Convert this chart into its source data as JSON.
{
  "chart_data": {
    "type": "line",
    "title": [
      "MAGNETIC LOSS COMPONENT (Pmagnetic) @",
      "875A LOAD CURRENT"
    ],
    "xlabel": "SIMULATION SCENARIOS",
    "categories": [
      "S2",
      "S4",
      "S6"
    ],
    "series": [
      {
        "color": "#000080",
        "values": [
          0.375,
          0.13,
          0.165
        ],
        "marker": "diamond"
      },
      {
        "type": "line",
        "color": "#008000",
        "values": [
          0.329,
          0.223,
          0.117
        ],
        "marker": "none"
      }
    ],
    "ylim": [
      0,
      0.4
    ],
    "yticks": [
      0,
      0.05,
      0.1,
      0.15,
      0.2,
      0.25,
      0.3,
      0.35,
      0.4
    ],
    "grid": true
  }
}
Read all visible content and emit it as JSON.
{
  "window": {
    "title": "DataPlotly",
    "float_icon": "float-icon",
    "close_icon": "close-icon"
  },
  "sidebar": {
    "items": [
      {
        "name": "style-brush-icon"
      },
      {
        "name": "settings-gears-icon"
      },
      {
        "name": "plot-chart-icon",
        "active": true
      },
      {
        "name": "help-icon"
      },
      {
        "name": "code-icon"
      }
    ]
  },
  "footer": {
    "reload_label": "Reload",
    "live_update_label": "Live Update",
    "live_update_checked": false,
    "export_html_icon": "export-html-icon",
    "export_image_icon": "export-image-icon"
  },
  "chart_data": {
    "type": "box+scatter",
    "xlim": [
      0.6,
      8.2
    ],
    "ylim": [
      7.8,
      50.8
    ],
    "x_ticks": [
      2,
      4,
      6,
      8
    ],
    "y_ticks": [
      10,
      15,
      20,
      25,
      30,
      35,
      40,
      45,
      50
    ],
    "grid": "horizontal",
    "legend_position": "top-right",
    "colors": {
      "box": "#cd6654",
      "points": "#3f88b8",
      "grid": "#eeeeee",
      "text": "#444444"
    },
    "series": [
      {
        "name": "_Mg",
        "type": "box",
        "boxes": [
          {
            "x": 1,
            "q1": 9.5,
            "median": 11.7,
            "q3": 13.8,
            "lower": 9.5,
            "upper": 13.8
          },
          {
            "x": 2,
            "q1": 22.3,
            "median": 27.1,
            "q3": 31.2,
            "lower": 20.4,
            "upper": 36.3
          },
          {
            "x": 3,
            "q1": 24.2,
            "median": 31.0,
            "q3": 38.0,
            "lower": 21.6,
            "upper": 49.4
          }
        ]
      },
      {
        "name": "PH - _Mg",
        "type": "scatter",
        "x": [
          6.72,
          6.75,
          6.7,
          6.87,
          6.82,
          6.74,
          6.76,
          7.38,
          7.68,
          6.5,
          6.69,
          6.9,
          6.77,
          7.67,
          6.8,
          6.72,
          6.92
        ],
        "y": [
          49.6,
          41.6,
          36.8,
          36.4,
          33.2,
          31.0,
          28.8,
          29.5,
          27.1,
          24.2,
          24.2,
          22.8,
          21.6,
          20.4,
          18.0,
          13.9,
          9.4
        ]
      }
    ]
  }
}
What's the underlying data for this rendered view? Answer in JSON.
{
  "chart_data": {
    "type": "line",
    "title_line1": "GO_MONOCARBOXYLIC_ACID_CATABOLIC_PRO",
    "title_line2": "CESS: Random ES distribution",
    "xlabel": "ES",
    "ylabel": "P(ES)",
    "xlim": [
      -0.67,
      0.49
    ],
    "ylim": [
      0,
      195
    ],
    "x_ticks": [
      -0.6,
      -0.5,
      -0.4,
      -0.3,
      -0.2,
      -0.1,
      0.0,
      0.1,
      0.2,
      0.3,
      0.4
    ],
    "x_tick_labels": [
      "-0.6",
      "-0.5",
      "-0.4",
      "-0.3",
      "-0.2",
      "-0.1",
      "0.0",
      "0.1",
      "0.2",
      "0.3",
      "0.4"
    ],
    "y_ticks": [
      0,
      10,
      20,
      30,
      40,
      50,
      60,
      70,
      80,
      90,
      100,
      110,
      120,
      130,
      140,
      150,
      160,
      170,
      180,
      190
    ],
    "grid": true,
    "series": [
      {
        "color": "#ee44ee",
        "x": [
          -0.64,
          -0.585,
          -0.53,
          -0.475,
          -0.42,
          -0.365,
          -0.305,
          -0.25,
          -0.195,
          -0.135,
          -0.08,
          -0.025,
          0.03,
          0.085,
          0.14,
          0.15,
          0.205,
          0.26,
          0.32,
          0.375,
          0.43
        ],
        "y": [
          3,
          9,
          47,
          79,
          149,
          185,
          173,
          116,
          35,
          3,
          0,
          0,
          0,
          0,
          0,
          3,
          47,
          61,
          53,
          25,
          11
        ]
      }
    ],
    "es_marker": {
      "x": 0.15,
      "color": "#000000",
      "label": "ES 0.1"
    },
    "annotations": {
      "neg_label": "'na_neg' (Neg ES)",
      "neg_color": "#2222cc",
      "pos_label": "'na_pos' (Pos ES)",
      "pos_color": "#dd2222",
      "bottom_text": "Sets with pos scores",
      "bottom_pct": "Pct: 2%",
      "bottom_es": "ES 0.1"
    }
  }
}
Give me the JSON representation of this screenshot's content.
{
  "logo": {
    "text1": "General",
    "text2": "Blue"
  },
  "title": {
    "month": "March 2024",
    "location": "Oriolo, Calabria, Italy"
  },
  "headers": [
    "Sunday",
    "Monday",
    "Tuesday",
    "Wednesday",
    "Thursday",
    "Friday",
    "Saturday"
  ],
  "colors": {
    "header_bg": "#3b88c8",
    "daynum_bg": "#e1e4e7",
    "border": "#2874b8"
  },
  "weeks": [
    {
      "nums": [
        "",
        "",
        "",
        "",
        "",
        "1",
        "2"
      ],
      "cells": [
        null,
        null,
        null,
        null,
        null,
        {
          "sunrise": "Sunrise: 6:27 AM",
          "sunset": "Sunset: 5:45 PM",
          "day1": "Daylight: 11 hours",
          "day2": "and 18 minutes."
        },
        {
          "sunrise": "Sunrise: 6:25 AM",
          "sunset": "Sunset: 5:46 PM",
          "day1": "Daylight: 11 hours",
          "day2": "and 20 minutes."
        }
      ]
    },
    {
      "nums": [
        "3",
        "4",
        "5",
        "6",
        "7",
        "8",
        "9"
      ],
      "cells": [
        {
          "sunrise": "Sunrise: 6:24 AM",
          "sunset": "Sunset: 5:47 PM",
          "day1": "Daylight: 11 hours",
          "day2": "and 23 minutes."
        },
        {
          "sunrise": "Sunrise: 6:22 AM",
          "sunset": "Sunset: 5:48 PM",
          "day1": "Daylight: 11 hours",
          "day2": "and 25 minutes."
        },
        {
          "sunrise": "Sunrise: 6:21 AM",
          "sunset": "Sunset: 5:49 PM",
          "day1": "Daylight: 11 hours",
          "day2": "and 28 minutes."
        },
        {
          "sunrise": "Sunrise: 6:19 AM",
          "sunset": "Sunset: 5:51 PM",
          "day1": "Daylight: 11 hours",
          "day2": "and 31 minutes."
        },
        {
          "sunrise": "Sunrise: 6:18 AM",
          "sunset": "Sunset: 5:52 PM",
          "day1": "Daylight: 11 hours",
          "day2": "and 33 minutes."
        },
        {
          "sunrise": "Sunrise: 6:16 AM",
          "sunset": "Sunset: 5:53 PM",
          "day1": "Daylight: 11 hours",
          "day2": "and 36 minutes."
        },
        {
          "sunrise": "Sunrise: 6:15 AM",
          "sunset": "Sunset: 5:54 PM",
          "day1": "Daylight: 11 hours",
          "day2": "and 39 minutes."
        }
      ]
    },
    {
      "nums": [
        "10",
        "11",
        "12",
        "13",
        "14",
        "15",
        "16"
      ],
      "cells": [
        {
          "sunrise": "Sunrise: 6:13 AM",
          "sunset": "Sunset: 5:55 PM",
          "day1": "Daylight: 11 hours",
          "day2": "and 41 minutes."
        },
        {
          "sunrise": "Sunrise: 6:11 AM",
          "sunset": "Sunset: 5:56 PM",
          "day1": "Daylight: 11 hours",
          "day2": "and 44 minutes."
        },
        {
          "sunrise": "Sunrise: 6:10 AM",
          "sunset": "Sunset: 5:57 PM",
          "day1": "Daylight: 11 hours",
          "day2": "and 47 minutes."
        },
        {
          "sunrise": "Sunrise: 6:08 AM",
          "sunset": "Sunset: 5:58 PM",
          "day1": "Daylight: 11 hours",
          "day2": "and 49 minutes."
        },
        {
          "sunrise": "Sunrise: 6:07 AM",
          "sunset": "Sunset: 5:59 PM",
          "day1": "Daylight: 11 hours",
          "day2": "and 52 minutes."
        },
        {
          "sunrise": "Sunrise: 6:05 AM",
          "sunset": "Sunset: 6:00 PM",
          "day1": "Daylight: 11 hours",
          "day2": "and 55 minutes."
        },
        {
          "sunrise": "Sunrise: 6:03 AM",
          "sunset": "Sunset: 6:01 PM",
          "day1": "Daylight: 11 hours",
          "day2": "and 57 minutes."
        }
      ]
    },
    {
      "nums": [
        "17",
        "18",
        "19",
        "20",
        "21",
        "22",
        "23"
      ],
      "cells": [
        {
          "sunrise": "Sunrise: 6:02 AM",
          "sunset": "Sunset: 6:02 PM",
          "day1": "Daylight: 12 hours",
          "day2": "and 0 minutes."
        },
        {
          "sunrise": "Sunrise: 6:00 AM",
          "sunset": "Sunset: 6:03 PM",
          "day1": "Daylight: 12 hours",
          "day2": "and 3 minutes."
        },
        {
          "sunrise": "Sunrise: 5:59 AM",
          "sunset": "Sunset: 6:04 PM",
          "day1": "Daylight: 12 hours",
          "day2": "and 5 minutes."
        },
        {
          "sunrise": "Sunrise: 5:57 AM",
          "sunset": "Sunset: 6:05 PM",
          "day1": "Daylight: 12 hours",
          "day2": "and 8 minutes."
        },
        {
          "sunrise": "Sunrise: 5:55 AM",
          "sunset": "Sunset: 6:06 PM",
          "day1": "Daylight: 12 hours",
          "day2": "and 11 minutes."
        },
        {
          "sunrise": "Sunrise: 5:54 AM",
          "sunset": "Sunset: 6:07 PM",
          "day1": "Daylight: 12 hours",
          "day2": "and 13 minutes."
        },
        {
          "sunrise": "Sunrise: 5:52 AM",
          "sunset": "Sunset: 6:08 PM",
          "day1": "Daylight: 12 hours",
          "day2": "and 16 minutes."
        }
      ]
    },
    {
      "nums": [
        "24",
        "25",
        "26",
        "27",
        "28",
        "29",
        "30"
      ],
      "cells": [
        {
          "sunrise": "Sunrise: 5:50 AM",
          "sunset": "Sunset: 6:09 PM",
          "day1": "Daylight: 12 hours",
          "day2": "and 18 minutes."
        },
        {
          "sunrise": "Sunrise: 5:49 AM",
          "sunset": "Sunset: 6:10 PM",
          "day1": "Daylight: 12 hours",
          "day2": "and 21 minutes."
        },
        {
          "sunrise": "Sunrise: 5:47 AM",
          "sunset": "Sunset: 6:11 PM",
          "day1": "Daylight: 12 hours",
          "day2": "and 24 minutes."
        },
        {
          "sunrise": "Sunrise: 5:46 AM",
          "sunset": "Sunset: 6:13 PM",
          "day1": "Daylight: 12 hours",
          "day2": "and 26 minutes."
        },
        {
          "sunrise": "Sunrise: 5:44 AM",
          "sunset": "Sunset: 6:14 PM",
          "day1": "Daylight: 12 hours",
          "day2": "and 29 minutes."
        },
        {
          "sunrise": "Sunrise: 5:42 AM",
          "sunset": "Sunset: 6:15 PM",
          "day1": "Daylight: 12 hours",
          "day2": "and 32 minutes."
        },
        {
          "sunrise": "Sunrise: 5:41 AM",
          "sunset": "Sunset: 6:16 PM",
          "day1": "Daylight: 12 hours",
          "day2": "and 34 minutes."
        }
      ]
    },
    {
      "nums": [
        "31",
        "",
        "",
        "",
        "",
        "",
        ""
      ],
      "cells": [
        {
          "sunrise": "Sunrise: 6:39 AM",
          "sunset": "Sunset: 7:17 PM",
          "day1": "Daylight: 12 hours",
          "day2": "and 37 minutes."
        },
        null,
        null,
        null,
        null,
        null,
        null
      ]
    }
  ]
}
※
## Task prompt:
Go through the data and gather every line that holds "JSON".

## Written solution:
Convert this chart into its source data as JSON.
Read all visible content and emit it as JSON.
What's the underlying data for this rendered view? Answer in JSON.
Give me the JSON representation of this screenshot's content.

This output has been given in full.